[START OF Dataset records]
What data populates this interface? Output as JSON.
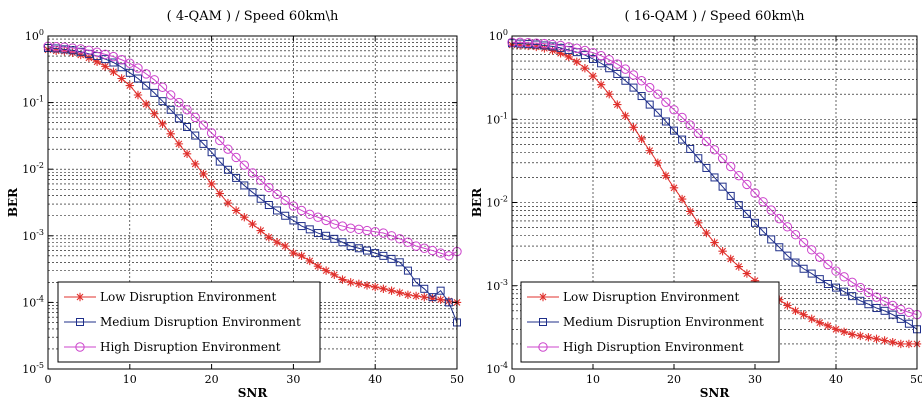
{
  "top_strip_text": "",
  "chart_data": [
    {
      "type": "line",
      "title": "( 4-QAM ) / Speed 60km\\h",
      "xlabel": "SNR",
      "ylabel": "BER",
      "xlim": [
        0,
        50
      ],
      "ylim": [
        1e-05,
        1
      ],
      "yscale": "log",
      "grid": true,
      "legend_position": "bottom-left",
      "x_ticks": [
        "0",
        "10",
        "20",
        "30",
        "40",
        "50"
      ],
      "y_ticks": [
        "10^0",
        "10^-1",
        "10^-2",
        "10^-3",
        "10^-4",
        "10^-5"
      ],
      "x": [
        0,
        1,
        2,
        3,
        4,
        5,
        6,
        7,
        8,
        9,
        10,
        11,
        12,
        13,
        14,
        15,
        16,
        17,
        18,
        19,
        20,
        21,
        22,
        23,
        24,
        25,
        26,
        27,
        28,
        29,
        30,
        31,
        32,
        33,
        34,
        35,
        36,
        37,
        38,
        39,
        40,
        41,
        42,
        43,
        44,
        45,
        46,
        47,
        48,
        49,
        50
      ],
      "series": [
        {
          "name": "Low Disruption Environment",
          "color": "#e0302c",
          "marker": "star",
          "values": [
            0.62,
            0.6,
            0.59,
            0.56,
            0.52,
            0.47,
            0.41,
            0.35,
            0.29,
            0.23,
            0.18,
            0.13,
            0.095,
            0.068,
            0.048,
            0.034,
            0.024,
            0.017,
            0.012,
            0.0085,
            0.006,
            0.0043,
            0.0031,
            0.0024,
            0.0019,
            0.0015,
            0.0012,
            0.00095,
            0.0008,
            0.0007,
            0.00055,
            0.0005,
            0.00042,
            0.00035,
            0.0003,
            0.00026,
            0.00022,
            0.0002,
            0.00019,
            0.00018,
            0.00017,
            0.00016,
            0.00015,
            0.00014,
            0.00013,
            0.000125,
            0.00012,
            0.000115,
            0.00011,
            0.000105,
            0.0001
          ]
        },
        {
          "name": "Medium Disruption Environment",
          "color": "#1f2f8a",
          "marker": "square",
          "values": [
            0.66,
            0.65,
            0.63,
            0.61,
            0.58,
            0.54,
            0.5,
            0.45,
            0.4,
            0.34,
            0.28,
            0.23,
            0.18,
            0.14,
            0.105,
            0.078,
            0.058,
            0.043,
            0.032,
            0.024,
            0.018,
            0.013,
            0.0098,
            0.0074,
            0.0057,
            0.0045,
            0.0036,
            0.0029,
            0.0024,
            0.002,
            0.0017,
            0.0014,
            0.00125,
            0.0011,
            0.001,
            0.0009,
            0.0008,
            0.0007,
            0.00065,
            0.0006,
            0.00055,
            0.0005,
            0.00045,
            0.0004,
            0.0003,
            0.0002,
            0.00016,
            0.00012,
            0.00015,
            0.0001,
            5e-05
          ]
        },
        {
          "name": "High Disruption Environment",
          "color": "#cc44cc",
          "marker": "circle",
          "values": [
            0.7,
            0.69,
            0.68,
            0.66,
            0.64,
            0.61,
            0.57,
            0.53,
            0.49,
            0.44,
            0.39,
            0.33,
            0.27,
            0.22,
            0.17,
            0.13,
            0.1,
            0.078,
            0.06,
            0.046,
            0.035,
            0.027,
            0.02,
            0.015,
            0.0115,
            0.0088,
            0.0068,
            0.0053,
            0.0042,
            0.0034,
            0.0028,
            0.0024,
            0.0021,
            0.0019,
            0.0017,
            0.0015,
            0.0014,
            0.0013,
            0.00125,
            0.0012,
            0.00115,
            0.0011,
            0.001,
            0.0009,
            0.0008,
            0.0007,
            0.00065,
            0.0006,
            0.00055,
            0.0005,
            0.00058
          ]
        }
      ]
    },
    {
      "type": "line",
      "title": "( 16-QAM ) / Speed 60km\\h",
      "xlabel": "SNR",
      "ylabel": "BER",
      "xlim": [
        0,
        50
      ],
      "ylim": [
        0.0001,
        1
      ],
      "yscale": "log",
      "grid": true,
      "legend_position": "bottom-left",
      "x_ticks": [
        "0",
        "10",
        "20",
        "30",
        "40",
        "50"
      ],
      "y_ticks": [
        "10^0",
        "10^-1",
        "10^-2",
        "10^-3",
        "10^-4"
      ],
      "x": [
        0,
        1,
        2,
        3,
        4,
        5,
        6,
        7,
        8,
        9,
        10,
        11,
        12,
        13,
        14,
        15,
        16,
        17,
        18,
        19,
        20,
        21,
        22,
        23,
        24,
        25,
        26,
        27,
        28,
        29,
        30,
        31,
        32,
        33,
        34,
        35,
        36,
        37,
        38,
        39,
        40,
        41,
        42,
        43,
        44,
        45,
        46,
        47,
        48,
        49,
        50
      ],
      "series": [
        {
          "name": "Low Disruption Environment",
          "color": "#e0302c",
          "marker": "star",
          "values": [
            0.78,
            0.77,
            0.76,
            0.74,
            0.71,
            0.67,
            0.62,
            0.56,
            0.49,
            0.41,
            0.33,
            0.26,
            0.2,
            0.15,
            0.11,
            0.08,
            0.058,
            0.042,
            0.03,
            0.021,
            0.015,
            0.011,
            0.0078,
            0.0057,
            0.0043,
            0.0033,
            0.0026,
            0.0021,
            0.0017,
            0.0014,
            0.00115,
            0.00095,
            0.0008,
            0.00068,
            0.00058,
            0.0005,
            0.00045,
            0.0004,
            0.00036,
            0.00033,
            0.0003,
            0.00028,
            0.00026,
            0.00025,
            0.00024,
            0.00023,
            0.00022,
            0.00021,
            0.0002,
            0.0002,
            0.0002
          ]
        },
        {
          "name": "Medium Disruption Environment",
          "color": "#1f2f8a",
          "marker": "square",
          "values": [
            0.82,
            0.81,
            0.8,
            0.79,
            0.77,
            0.75,
            0.72,
            0.68,
            0.64,
            0.59,
            0.53,
            0.47,
            0.41,
            0.35,
            0.29,
            0.24,
            0.19,
            0.15,
            0.12,
            0.094,
            0.073,
            0.057,
            0.044,
            0.034,
            0.026,
            0.02,
            0.0155,
            0.012,
            0.0093,
            0.0073,
            0.0057,
            0.0045,
            0.0036,
            0.0029,
            0.0023,
            0.0019,
            0.0016,
            0.0014,
            0.0012,
            0.00105,
            0.00095,
            0.00085,
            0.00075,
            0.00066,
            0.0006,
            0.00054,
            0.0005,
            0.00045,
            0.0004,
            0.00035,
            0.0003
          ]
        },
        {
          "name": "High Disruption Environment",
          "color": "#cc44cc",
          "marker": "circle",
          "values": [
            0.84,
            0.84,
            0.83,
            0.82,
            0.81,
            0.79,
            0.77,
            0.74,
            0.71,
            0.67,
            0.63,
            0.58,
            0.52,
            0.46,
            0.4,
            0.34,
            0.29,
            0.24,
            0.2,
            0.16,
            0.13,
            0.105,
            0.085,
            0.068,
            0.054,
            0.043,
            0.034,
            0.027,
            0.021,
            0.0165,
            0.013,
            0.0102,
            0.0081,
            0.0064,
            0.0051,
            0.0041,
            0.0033,
            0.0027,
            0.0022,
            0.0018,
            0.0015,
            0.00128,
            0.0011,
            0.00095,
            0.00083,
            0.00073,
            0.00065,
            0.00058,
            0.00052,
            0.00048,
            0.00045
          ]
        }
      ]
    }
  ]
}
[END OF Dataset records]
# Exercise
Quote the data above in full and without alteration; skip the pictures.

# Worked solution
What data populates this interface? Output as JSON.
{
  "top_strip_text": "",
  "chart_data": [
    {
      "type": "line",
      "title": "( 4-QAM ) / Speed 60km\\h",
      "xlabel": "SNR",
      "ylabel": "BER",
      "xlim": [
        0,
        50
      ],
      "ylim": [
        1e-05,
        1
      ],
      "yscale": "log",
      "grid": true,
      "legend_position": "bottom-left",
      "x_ticks": [
        "0",
        "10",
        "20",
        "30",
        "40",
        "50"
      ],
      "y_ticks": [
        "10^0",
        "10^-1",
        "10^-2",
        "10^-3",
        "10^-4",
        "10^-5"
      ],
      "x": [
        0,
        1,
        2,
        3,
        4,
        5,
        6,
        7,
        8,
        9,
        10,
        11,
        12,
        13,
        14,
        15,
        16,
        17,
        18,
        19,
        20,
        21,
        22,
        23,
        24,
        25,
        26,
        27,
        28,
        29,
        30,
        31,
        32,
        33,
        34,
        35,
        36,
        37,
        38,
        39,
        40,
        41,
        42,
        43,
        44,
        45,
        46,
        47,
        48,
        49,
        50
      ],
      "series": [
        {
          "name": "Low Disruption Environment",
          "color": "#e0302c",
          "marker": "star",
          "values": [
            0.62,
            0.6,
            0.59,
            0.56,
            0.52,
            0.47,
            0.41,
            0.35,
            0.29,
            0.23,
            0.18,
            0.13,
            0.095,
            0.068,
            0.048,
            0.034,
            0.024,
            0.017,
            0.012,
            0.0085,
            0.006,
            0.0043,
            0.0031,
            0.0024,
            0.0019,
            0.0015,
            0.0012,
            0.00095,
            0.0008,
            0.0007,
            0.00055,
            0.0005,
            0.00042,
            0.00035,
            0.0003,
            0.00026,
            0.00022,
            0.0002,
            0.00019,
            0.00018,
            0.00017,
            0.00016,
            0.00015,
            0.00014,
            0.00013,
            0.000125,
            0.00012,
            0.000115,
            0.00011,
            0.000105,
            0.0001
          ]
        },
        {
          "name": "Medium Disruption Environment",
          "color": "#1f2f8a",
          "marker": "square",
          "values": [
            0.66,
            0.65,
            0.63,
            0.61,
            0.58,
            0.54,
            0.5,
            0.45,
            0.4,
            0.34,
            0.28,
            0.23,
            0.18,
            0.14,
            0.105,
            0.078,
            0.058,
            0.043,
            0.032,
            0.024,
            0.018,
            0.013,
            0.0098,
            0.0074,
            0.0057,
            0.0045,
            0.0036,
            0.0029,
            0.0024,
            0.002,
            0.0017,
            0.0014,
            0.00125,
            0.0011,
            0.001,
            0.0009,
            0.0008,
            0.0007,
            0.00065,
            0.0006,
            0.00055,
            0.0005,
            0.00045,
            0.0004,
            0.0003,
            0.0002,
            0.00016,
            0.00012,
            0.00015,
            0.0001,
            5e-05
          ]
        },
        {
          "name": "High Disruption Environment",
          "color": "#cc44cc",
          "marker": "circle",
          "values": [
            0.7,
            0.69,
            0.68,
            0.66,
            0.64,
            0.61,
            0.57,
            0.53,
            0.49,
            0.44,
            0.39,
            0.33,
            0.27,
            0.22,
            0.17,
            0.13,
            0.1,
            0.078,
            0.06,
            0.046,
            0.035,
            0.027,
            0.02,
            0.015,
            0.0115,
            0.0088,
            0.0068,
            0.0053,
            0.0042,
            0.0034,
            0.0028,
            0.0024,
            0.0021,
            0.0019,
            0.0017,
            0.0015,
            0.0014,
            0.0013,
            0.00125,
            0.0012,
            0.00115,
            0.0011,
            0.001,
            0.0009,
            0.0008,
            0.0007,
            0.00065,
            0.0006,
            0.00055,
            0.0005,
            0.00058
          ]
        }
      ]
    },
    {
      "type": "line",
      "title": "( 16-QAM ) / Speed 60km\\h",
      "xlabel": "SNR",
      "ylabel": "BER",
      "xlim": [
        0,
        50
      ],
      "ylim": [
        0.0001,
        1
      ],
      "yscale": "log",
      "grid": true,
      "legend_position": "bottom-left",
      "x_ticks": [
        "0",
        "10",
        "20",
        "30",
        "40",
        "50"
      ],
      "y_ticks": [
        "10^0",
        "10^-1",
        "10^-2",
        "10^-3",
        "10^-4"
      ],
      "x": [
        0,
        1,
        2,
        3,
        4,
        5,
        6,
        7,
        8,
        9,
        10,
        11,
        12,
        13,
        14,
        15,
        16,
        17,
        18,
        19,
        20,
        21,
        22,
        23,
        24,
        25,
        26,
        27,
        28,
        29,
        30,
        31,
        32,
        33,
        34,
        35,
        36,
        37,
        38,
        39,
        40,
        41,
        42,
        43,
        44,
        45,
        46,
        47,
        48,
        49,
        50
      ],
      "series": [
        {
          "name": "Low Disruption Environment",
          "color": "#e0302c",
          "marker": "star",
          "values": [
            0.78,
            0.77,
            0.76,
            0.74,
            0.71,
            0.67,
            0.62,
            0.56,
            0.49,
            0.41,
            0.33,
            0.26,
            0.2,
            0.15,
            0.11,
            0.08,
            0.058,
            0.042,
            0.03,
            0.021,
            0.015,
            0.011,
            0.0078,
            0.0057,
            0.0043,
            0.0033,
            0.0026,
            0.0021,
            0.0017,
            0.0014,
            0.00115,
            0.00095,
            0.0008,
            0.00068,
            0.00058,
            0.0005,
            0.00045,
            0.0004,
            0.00036,
            0.00033,
            0.0003,
            0.00028,
            0.00026,
            0.00025,
            0.00024,
            0.00023,
            0.00022,
            0.00021,
            0.0002,
            0.0002,
            0.0002
          ]
        },
        {
          "name": "Medium Disruption Environment",
          "color": "#1f2f8a",
          "marker": "square",
          "values": [
            0.82,
            0.81,
            0.8,
            0.79,
            0.77,
            0.75,
            0.72,
            0.68,
            0.64,
            0.59,
            0.53,
            0.47,
            0.41,
            0.35,
            0.29,
            0.24,
            0.19,
            0.15,
            0.12,
            0.094,
            0.073,
            0.057,
            0.044,
            0.034,
            0.026,
            0.02,
            0.0155,
            0.012,
            0.0093,
            0.0073,
            0.0057,
            0.0045,
            0.0036,
            0.0029,
            0.0023,
            0.0019,
            0.0016,
            0.0014,
            0.0012,
            0.00105,
            0.00095,
            0.00085,
            0.00075,
            0.00066,
            0.0006,
            0.00054,
            0.0005,
            0.00045,
            0.0004,
            0.00035,
            0.0003
          ]
        },
        {
          "name": "High Disruption Environment",
          "color": "#cc44cc",
          "marker": "circle",
          "values": [
            0.84,
            0.84,
            0.83,
            0.82,
            0.81,
            0.79,
            0.77,
            0.74,
            0.71,
            0.67,
            0.63,
            0.58,
            0.52,
            0.46,
            0.4,
            0.34,
            0.29,
            0.24,
            0.2,
            0.16,
            0.13,
            0.105,
            0.085,
            0.068,
            0.054,
            0.043,
            0.034,
            0.027,
            0.021,
            0.0165,
            0.013,
            0.0102,
            0.0081,
            0.0064,
            0.0051,
            0.0041,
            0.0033,
            0.0027,
            0.0022,
            0.0018,
            0.0015,
            0.00128,
            0.0011,
            0.00095,
            0.00083,
            0.00073,
            0.00065,
            0.00058,
            0.00052,
            0.00048,
            0.00045
          ]
        }
      ]
    }
  ]
}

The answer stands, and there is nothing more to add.